:: What you will do ::
Copy out all lines with the word "hallo" in them.

:: Data shown ::

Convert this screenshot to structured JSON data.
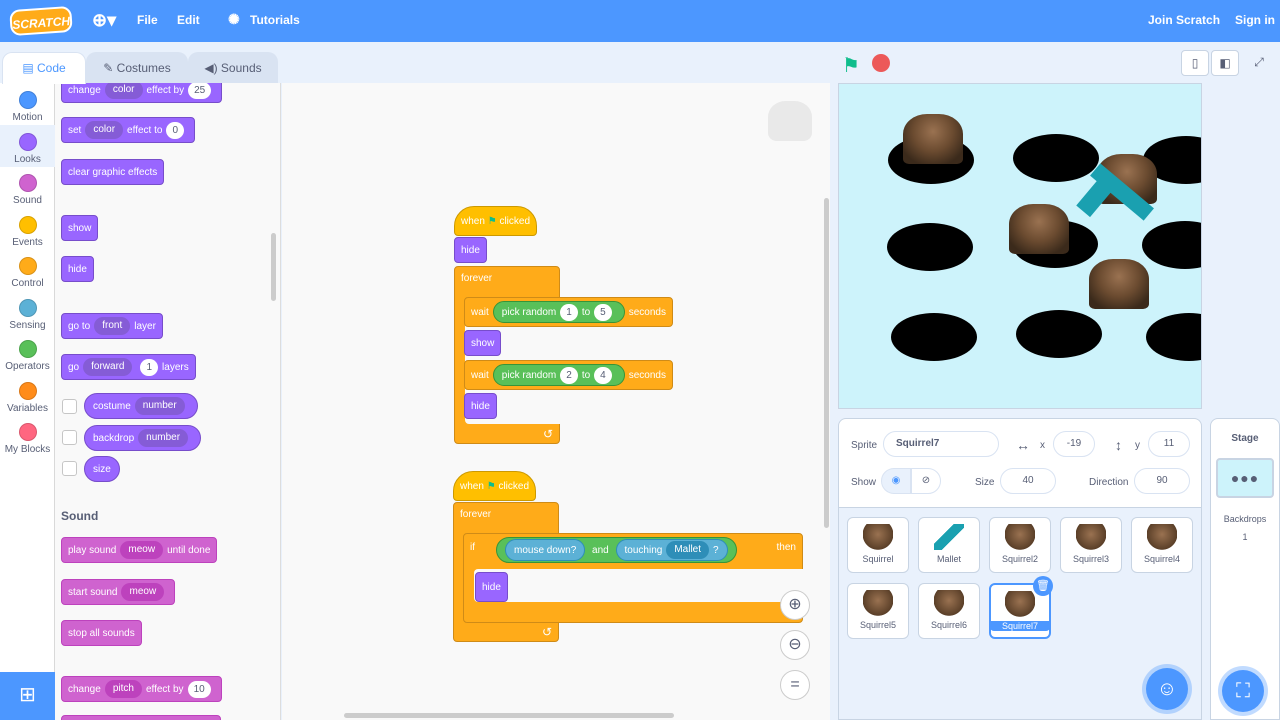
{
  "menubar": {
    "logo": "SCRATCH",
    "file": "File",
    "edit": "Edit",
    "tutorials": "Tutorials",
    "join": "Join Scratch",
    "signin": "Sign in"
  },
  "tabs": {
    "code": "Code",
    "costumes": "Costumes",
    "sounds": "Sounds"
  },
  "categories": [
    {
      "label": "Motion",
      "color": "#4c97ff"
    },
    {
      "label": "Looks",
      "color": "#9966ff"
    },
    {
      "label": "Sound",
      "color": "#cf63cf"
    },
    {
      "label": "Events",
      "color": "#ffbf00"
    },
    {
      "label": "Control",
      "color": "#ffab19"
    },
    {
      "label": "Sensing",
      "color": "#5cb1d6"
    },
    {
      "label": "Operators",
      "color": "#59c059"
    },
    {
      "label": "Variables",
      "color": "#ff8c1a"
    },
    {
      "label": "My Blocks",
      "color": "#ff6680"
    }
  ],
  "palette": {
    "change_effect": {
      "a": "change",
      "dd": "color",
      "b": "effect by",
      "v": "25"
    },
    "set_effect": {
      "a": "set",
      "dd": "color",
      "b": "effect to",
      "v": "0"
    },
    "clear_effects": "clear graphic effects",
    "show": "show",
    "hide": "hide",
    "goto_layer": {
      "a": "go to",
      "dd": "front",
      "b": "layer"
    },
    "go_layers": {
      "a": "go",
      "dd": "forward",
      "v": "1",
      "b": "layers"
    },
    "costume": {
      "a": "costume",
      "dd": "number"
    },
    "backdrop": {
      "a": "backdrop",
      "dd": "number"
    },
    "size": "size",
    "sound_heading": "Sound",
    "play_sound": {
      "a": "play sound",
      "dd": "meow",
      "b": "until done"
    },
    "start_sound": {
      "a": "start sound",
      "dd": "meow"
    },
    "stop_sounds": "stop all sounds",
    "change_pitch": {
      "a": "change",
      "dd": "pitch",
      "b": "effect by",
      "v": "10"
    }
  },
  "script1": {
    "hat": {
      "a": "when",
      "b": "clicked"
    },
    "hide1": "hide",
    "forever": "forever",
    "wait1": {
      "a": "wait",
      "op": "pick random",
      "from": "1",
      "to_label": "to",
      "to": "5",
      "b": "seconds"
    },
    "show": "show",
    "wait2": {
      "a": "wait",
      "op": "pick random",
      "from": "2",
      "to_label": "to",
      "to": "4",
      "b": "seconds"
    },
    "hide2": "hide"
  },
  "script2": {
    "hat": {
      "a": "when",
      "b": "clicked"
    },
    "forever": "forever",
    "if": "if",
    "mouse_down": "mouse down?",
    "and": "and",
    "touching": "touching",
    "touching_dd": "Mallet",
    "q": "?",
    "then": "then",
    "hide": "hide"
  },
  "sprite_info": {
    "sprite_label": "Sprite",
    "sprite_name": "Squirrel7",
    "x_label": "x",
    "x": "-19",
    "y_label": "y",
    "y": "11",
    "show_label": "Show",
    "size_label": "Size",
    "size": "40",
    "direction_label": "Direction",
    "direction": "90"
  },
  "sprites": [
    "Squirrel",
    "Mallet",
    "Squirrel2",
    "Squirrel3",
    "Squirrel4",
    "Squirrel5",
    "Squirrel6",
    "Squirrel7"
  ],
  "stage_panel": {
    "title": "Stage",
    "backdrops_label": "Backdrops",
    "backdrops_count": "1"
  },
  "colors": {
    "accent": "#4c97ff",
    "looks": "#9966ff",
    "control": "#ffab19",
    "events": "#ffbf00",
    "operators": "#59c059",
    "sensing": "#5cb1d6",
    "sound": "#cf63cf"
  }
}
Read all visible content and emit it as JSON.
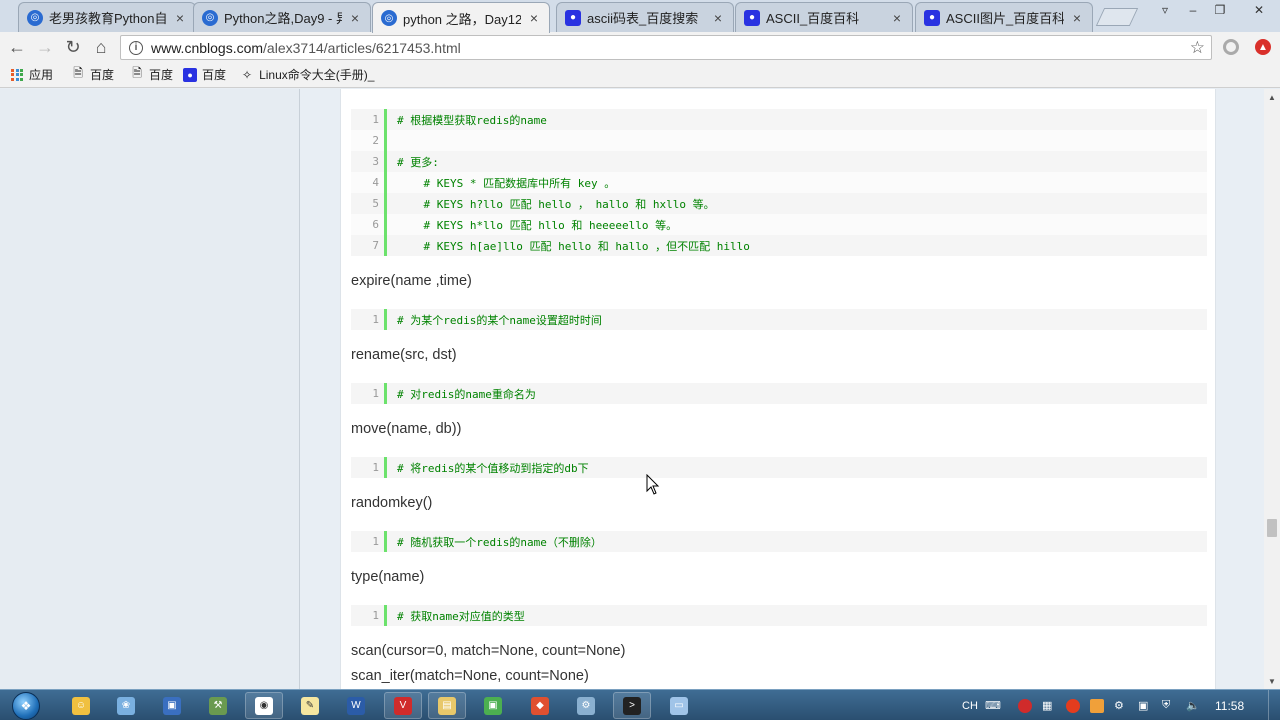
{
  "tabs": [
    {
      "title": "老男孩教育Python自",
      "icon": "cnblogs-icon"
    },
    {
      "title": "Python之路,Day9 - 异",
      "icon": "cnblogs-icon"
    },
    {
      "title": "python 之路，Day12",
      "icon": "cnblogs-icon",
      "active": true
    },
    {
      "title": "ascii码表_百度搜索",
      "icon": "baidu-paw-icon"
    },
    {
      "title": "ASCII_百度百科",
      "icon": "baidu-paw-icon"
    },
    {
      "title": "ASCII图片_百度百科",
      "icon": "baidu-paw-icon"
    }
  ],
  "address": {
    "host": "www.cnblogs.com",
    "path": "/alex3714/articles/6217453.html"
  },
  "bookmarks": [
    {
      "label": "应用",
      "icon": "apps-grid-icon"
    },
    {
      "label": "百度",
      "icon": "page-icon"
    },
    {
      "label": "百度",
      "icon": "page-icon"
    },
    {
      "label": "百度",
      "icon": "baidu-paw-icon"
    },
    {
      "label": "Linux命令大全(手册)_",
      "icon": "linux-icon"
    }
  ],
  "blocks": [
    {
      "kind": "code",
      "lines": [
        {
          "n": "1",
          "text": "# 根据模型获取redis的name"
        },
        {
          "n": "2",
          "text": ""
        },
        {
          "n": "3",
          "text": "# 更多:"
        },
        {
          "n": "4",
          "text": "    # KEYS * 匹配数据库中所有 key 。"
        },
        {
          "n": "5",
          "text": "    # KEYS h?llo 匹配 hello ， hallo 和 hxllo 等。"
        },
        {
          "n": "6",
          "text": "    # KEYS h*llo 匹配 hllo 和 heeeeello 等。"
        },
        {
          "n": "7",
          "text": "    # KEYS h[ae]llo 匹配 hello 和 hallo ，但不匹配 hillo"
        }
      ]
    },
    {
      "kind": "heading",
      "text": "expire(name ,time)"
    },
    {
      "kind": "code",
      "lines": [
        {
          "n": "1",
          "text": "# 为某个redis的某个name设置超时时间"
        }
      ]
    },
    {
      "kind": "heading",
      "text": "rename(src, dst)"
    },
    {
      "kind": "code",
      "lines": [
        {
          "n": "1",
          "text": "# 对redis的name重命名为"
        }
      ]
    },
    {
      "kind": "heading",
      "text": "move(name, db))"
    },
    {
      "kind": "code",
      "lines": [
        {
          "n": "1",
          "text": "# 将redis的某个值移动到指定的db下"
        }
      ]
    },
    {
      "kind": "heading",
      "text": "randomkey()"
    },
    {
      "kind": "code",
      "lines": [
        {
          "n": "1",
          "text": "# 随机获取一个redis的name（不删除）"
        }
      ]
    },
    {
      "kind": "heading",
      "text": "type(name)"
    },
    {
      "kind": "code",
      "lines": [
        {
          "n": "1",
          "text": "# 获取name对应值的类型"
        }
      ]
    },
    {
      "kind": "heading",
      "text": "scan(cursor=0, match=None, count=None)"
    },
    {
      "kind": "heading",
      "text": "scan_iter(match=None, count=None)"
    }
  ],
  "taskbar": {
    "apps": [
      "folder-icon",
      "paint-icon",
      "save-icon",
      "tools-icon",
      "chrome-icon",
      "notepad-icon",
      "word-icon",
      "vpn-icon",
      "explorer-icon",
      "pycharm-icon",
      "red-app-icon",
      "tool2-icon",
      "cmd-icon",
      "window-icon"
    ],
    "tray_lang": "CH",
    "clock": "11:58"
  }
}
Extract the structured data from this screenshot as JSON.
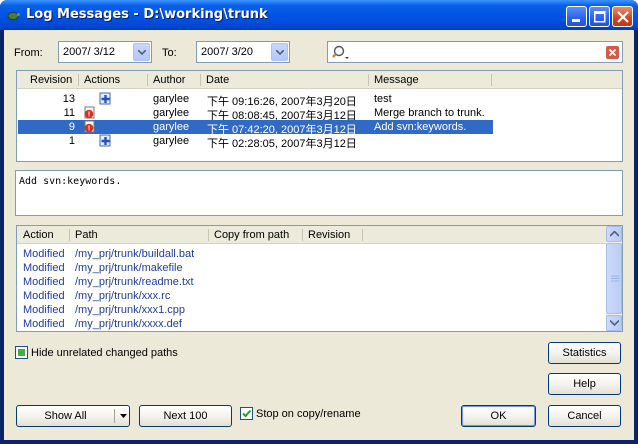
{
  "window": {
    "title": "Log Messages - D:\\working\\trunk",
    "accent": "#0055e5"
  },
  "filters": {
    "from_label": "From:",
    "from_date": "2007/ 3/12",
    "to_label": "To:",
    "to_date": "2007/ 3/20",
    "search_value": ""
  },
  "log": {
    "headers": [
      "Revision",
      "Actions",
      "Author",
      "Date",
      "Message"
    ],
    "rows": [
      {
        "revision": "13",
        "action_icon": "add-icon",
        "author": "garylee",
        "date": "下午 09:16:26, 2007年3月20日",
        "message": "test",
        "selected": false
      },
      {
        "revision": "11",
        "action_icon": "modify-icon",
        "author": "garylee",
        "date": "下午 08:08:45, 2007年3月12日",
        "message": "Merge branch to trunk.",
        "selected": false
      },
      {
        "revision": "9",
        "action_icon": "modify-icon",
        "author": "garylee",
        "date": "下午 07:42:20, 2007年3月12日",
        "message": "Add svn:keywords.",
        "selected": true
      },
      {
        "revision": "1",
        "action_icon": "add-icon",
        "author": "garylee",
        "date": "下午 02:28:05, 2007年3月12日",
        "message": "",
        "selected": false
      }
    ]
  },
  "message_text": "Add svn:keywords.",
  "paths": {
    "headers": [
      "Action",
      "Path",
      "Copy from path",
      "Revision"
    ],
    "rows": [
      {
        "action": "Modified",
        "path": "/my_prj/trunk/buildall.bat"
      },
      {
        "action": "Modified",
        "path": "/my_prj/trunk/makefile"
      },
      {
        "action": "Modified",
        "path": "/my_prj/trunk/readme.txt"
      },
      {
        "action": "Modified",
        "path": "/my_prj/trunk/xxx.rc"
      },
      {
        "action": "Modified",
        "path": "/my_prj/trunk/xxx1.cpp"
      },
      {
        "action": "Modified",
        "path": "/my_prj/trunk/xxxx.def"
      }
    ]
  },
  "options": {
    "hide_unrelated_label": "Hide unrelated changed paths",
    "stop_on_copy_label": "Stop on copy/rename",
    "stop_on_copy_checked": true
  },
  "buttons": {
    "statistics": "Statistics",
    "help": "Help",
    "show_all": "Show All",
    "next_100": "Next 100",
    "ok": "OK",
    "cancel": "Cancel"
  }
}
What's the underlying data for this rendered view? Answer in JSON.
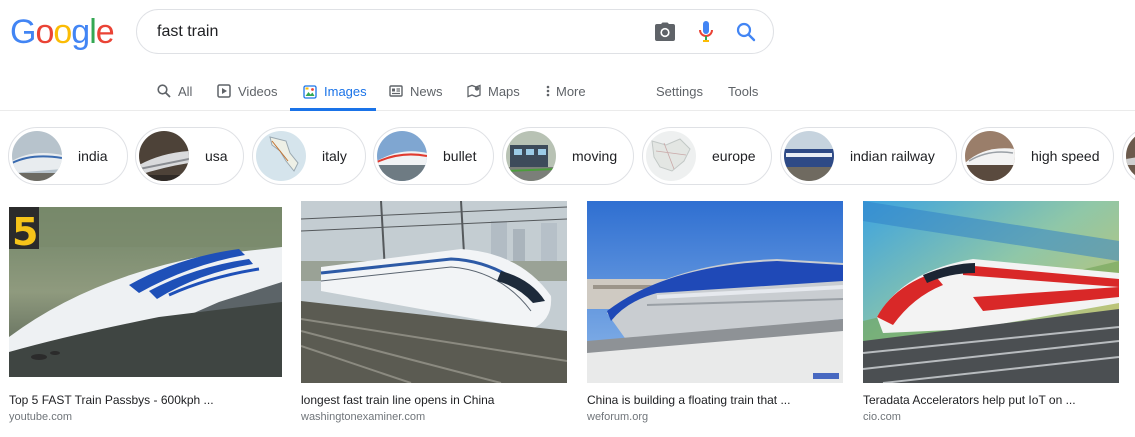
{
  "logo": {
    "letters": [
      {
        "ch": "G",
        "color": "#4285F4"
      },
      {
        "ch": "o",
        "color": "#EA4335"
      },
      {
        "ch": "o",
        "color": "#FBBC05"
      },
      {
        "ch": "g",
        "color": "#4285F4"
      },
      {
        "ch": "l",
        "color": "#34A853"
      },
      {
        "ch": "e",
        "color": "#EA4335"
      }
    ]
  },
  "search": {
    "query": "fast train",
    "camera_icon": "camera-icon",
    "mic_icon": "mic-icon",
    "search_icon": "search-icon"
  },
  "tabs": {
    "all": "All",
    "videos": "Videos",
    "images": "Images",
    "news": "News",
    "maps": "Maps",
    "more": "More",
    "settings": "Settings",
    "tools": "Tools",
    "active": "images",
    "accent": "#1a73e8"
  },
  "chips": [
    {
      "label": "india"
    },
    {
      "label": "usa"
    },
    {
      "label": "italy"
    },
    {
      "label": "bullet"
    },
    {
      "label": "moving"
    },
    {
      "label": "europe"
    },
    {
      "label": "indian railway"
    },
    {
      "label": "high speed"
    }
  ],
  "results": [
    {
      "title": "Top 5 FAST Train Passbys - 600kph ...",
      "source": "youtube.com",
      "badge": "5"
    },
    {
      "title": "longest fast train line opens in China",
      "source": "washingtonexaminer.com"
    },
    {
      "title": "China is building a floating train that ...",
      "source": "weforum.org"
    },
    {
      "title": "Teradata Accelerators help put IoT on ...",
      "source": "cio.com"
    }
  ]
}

:: Written answer ::
          "text": "    # KEYS h?llo 匹配 hello ， hallo 和 hxllo 等。"
          "text": "    # KEYS h[ae]llo 匹配 hello 和 hallo ，但不匹配 hillo"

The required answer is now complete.